▸ **Record excerpts**
┌──
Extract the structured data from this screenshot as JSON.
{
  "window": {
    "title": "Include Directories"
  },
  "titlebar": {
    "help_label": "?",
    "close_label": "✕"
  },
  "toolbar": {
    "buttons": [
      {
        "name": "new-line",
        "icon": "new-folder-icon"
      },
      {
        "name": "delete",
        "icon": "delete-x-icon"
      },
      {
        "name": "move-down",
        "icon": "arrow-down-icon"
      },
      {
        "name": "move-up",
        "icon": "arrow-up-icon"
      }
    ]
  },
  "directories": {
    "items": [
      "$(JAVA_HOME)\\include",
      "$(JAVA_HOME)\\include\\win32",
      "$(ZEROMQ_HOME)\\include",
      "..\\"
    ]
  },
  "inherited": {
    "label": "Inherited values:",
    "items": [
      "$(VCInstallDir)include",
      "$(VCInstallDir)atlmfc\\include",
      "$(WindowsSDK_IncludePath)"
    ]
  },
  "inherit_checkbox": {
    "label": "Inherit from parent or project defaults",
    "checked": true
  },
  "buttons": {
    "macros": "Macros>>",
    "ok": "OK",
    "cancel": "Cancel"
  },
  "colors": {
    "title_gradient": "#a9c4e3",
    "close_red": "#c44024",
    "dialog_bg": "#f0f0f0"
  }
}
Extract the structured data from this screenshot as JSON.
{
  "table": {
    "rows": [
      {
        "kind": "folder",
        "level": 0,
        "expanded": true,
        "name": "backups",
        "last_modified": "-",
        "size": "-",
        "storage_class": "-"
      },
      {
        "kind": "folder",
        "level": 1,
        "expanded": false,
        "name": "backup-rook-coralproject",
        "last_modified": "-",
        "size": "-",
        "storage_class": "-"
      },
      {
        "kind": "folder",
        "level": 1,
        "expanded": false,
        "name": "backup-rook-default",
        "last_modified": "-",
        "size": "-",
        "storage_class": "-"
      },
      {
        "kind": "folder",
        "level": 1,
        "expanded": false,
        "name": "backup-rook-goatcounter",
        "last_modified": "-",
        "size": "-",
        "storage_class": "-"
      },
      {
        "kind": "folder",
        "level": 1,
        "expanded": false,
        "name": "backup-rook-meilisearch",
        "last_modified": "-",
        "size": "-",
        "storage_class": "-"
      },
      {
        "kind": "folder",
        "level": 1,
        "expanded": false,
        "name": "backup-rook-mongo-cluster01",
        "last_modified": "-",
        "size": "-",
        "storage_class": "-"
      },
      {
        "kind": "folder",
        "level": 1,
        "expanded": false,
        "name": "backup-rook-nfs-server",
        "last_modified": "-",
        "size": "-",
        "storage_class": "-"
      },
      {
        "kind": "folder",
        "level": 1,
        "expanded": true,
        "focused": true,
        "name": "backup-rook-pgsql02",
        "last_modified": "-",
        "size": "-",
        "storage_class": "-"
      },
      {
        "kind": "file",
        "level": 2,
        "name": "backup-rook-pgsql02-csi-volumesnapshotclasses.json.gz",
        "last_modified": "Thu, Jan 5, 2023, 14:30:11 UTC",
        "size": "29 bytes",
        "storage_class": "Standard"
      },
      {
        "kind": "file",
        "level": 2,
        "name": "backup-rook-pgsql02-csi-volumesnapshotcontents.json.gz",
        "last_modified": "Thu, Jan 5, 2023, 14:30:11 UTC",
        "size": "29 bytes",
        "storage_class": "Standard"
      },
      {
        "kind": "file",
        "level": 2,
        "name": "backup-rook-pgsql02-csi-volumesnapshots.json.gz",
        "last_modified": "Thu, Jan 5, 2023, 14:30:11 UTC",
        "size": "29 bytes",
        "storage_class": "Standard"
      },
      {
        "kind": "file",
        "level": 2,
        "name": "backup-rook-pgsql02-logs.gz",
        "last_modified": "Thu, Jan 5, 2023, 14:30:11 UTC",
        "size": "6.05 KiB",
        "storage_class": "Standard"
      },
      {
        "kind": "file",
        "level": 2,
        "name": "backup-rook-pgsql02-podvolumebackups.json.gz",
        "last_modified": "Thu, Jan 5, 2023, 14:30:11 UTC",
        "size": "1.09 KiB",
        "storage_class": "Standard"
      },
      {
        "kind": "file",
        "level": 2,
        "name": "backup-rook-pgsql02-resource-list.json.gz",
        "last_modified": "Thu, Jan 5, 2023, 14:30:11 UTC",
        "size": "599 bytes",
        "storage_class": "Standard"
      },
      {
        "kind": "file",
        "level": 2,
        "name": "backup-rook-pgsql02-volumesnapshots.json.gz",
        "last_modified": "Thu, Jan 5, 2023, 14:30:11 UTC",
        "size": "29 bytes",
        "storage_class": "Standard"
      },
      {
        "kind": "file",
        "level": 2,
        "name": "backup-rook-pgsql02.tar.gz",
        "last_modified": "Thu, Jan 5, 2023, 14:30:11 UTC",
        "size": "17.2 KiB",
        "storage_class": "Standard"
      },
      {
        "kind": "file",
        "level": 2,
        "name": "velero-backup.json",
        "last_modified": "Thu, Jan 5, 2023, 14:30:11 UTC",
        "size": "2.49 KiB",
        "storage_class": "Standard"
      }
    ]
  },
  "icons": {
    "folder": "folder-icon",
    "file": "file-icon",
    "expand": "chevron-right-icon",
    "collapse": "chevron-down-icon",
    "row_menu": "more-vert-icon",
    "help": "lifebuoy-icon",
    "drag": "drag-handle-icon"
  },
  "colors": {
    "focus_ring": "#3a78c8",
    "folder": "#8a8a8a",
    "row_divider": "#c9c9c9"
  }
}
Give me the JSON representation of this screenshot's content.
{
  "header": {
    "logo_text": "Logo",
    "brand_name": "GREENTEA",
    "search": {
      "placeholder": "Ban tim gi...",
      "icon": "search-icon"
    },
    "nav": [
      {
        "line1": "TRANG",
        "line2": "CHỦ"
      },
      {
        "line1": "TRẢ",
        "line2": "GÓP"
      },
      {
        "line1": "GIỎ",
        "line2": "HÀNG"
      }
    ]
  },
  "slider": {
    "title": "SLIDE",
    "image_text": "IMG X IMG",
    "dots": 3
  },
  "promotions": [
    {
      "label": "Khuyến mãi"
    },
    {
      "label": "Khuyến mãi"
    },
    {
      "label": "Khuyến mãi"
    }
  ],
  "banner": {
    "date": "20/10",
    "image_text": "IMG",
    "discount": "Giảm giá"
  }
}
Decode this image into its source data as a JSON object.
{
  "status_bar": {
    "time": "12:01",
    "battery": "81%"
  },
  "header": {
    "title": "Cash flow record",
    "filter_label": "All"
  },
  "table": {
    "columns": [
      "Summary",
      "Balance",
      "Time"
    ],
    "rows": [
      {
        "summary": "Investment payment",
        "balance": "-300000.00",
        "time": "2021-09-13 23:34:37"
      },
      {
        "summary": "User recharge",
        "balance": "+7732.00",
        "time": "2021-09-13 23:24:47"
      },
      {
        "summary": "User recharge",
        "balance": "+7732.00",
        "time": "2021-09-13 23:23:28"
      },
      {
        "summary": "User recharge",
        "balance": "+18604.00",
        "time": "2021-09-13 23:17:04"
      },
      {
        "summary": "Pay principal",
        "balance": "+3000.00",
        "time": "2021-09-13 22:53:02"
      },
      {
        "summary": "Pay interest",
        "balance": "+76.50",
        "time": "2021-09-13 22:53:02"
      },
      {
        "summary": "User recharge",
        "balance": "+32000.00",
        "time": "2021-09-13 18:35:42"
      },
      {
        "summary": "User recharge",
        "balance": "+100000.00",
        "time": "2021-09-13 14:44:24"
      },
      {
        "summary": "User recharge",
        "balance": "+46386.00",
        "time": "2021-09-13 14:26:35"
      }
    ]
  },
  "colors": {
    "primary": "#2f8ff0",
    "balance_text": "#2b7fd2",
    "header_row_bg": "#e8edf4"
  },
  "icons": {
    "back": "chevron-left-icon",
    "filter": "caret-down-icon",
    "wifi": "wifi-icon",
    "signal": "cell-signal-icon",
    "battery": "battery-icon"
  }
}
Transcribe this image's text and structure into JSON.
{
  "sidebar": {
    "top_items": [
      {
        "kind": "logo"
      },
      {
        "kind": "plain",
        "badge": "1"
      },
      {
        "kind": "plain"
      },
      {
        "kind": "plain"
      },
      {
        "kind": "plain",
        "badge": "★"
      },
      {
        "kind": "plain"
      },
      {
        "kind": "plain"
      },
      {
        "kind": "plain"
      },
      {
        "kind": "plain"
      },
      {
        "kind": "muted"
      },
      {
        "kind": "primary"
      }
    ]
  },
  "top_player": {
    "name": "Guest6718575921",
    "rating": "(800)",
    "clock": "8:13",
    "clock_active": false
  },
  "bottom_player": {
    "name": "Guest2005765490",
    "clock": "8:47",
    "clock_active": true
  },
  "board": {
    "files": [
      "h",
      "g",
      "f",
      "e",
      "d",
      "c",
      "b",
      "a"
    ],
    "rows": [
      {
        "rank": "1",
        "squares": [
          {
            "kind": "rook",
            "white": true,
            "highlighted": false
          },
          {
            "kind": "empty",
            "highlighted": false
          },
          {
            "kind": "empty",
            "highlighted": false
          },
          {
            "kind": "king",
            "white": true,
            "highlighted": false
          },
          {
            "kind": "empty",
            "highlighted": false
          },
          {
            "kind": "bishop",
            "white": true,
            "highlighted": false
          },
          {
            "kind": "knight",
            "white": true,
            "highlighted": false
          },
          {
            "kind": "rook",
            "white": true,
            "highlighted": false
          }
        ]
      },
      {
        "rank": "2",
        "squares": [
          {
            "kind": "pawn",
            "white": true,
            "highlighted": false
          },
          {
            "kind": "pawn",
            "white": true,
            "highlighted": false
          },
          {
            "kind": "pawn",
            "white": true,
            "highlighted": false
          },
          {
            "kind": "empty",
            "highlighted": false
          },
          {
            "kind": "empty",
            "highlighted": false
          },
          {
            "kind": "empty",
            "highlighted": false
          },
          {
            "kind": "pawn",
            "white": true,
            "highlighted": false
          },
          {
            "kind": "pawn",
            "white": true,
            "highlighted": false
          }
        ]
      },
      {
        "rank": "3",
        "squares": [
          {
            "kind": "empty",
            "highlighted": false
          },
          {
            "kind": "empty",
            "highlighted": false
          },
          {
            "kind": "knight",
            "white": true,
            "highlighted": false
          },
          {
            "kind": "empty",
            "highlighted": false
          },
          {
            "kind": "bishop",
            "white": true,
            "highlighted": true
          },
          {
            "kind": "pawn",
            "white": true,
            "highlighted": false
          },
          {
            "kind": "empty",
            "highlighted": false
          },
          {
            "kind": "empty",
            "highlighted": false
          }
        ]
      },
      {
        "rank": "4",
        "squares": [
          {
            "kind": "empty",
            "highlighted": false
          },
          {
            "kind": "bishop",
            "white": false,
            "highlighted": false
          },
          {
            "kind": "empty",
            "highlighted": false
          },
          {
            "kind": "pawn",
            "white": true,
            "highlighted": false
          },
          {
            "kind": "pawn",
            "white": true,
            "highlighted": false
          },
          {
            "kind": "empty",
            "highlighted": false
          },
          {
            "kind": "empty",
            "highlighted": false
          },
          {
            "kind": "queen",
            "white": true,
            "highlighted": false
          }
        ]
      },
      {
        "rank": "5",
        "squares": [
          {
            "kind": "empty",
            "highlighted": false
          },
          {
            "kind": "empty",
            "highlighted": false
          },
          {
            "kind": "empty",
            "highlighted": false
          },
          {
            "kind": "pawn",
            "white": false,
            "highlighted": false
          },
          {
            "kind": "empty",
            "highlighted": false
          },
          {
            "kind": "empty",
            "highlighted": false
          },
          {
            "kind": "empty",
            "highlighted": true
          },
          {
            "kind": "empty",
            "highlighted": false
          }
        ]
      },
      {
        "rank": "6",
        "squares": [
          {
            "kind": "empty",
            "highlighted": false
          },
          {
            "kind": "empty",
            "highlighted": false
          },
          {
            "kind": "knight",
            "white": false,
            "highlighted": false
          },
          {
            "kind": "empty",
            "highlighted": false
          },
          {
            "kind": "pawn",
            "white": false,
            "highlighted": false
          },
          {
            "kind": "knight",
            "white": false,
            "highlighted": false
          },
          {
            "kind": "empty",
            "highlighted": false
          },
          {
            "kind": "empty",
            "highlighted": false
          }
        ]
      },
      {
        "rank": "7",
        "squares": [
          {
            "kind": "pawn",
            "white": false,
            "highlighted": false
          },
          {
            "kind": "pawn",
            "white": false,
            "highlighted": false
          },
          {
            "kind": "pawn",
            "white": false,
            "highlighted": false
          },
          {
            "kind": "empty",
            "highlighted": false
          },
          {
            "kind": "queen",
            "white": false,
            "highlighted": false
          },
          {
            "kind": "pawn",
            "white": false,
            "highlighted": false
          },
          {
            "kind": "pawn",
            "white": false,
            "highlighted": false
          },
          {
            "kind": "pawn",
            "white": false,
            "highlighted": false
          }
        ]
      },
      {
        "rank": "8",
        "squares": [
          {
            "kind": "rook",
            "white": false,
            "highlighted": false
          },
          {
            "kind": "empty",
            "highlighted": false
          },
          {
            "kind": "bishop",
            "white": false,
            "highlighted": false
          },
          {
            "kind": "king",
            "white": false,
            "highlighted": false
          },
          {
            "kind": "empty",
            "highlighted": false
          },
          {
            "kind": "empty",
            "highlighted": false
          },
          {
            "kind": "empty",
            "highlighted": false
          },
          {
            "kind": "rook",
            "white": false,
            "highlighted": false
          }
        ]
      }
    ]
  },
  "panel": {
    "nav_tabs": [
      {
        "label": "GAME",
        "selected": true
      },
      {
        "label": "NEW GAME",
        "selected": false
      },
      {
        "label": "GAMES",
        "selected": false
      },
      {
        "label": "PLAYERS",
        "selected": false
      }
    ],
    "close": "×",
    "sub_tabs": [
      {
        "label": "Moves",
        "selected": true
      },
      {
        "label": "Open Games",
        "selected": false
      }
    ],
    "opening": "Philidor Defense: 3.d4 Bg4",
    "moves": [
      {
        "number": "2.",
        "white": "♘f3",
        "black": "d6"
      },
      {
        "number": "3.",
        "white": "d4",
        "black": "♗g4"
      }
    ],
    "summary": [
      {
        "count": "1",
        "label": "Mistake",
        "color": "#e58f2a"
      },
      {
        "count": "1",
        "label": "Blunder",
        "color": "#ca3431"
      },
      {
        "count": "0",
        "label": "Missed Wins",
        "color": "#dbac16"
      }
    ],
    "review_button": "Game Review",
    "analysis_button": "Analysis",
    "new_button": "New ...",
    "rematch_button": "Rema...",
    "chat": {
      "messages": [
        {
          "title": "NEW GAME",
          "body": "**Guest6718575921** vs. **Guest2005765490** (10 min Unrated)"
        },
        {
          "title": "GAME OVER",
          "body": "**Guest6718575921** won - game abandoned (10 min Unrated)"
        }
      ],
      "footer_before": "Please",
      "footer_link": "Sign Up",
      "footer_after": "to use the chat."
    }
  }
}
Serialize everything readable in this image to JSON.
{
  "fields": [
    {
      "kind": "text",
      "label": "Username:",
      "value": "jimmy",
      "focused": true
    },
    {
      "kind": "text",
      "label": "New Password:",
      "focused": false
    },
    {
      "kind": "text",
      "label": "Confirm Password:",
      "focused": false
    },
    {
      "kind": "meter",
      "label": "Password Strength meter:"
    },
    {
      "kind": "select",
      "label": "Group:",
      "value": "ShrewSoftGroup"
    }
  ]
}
└──
▸ **Work to complete**
Identify every line above that includes the word "rank", and show those lines.

▸ **Completed task**
        "rank": "1",
        "rank": "2",
        "rank": "3",
        "rank": "4",
        "rank": "5",
        "rank": "6",
        "rank": "7",
        "rank": "8",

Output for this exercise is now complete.